[Required work] Every line below that includes "amplitude" counts toward the total. Report that total alone.

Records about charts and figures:
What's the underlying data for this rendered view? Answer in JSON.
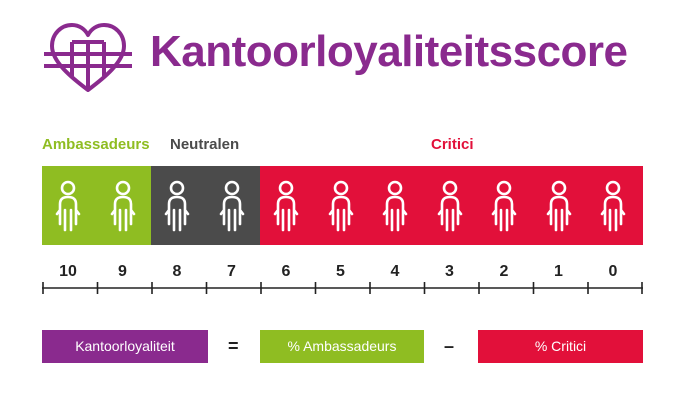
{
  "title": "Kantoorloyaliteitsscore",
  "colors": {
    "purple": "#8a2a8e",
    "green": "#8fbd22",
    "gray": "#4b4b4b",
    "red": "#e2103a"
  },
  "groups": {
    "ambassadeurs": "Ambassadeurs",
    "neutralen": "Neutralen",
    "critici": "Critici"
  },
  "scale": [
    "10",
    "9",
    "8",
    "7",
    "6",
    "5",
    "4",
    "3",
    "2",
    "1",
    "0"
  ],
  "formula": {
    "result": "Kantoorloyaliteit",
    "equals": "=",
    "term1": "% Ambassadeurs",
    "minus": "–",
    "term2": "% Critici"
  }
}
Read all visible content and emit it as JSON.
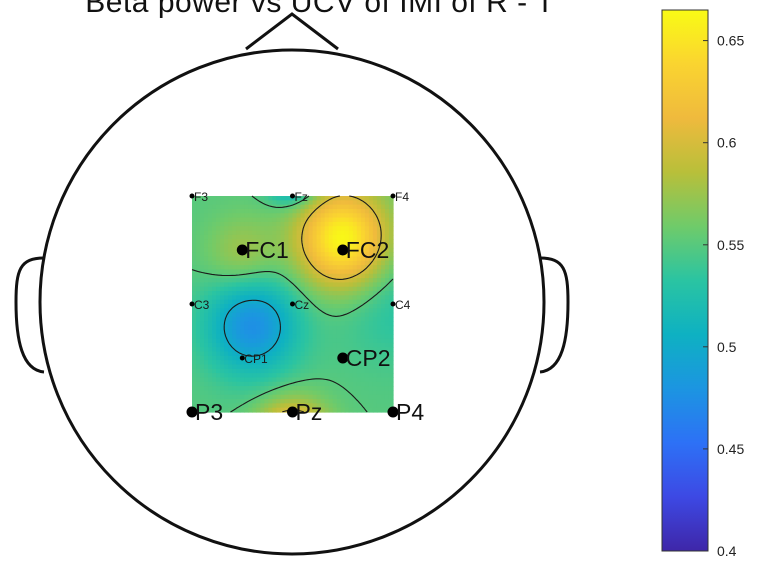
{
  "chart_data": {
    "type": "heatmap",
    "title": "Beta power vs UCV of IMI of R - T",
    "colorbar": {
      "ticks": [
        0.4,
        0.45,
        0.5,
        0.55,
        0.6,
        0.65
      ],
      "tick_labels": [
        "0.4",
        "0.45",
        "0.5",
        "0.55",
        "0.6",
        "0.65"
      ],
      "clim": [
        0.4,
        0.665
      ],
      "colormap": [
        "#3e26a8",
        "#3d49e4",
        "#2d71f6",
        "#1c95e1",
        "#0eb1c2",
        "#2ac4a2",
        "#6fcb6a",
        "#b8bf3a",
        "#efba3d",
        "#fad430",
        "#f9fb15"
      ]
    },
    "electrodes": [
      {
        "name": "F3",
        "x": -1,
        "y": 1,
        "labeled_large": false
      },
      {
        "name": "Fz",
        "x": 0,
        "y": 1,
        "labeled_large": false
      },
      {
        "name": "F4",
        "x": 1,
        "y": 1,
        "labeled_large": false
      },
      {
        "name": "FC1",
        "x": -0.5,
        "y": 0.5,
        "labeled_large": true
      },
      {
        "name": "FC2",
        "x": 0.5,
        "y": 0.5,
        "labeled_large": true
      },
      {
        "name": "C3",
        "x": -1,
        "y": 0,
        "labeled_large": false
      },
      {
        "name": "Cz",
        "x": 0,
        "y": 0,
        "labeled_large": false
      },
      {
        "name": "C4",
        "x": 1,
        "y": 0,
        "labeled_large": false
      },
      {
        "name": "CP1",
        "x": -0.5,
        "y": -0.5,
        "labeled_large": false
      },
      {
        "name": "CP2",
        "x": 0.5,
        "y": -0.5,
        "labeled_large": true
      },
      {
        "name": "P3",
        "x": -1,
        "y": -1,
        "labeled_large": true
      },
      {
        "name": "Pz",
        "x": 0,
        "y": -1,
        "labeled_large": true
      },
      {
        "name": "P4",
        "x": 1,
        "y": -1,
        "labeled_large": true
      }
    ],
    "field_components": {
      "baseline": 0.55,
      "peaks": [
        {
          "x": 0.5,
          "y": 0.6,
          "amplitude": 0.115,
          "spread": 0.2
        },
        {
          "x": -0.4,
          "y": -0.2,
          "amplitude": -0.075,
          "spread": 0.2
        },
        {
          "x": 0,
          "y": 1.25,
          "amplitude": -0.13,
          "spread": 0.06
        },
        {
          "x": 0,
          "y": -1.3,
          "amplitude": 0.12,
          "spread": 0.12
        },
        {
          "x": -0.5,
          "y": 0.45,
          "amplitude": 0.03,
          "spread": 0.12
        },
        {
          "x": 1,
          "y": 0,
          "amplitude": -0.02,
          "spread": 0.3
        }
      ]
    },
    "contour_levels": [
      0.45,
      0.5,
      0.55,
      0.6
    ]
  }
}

[Answer] 6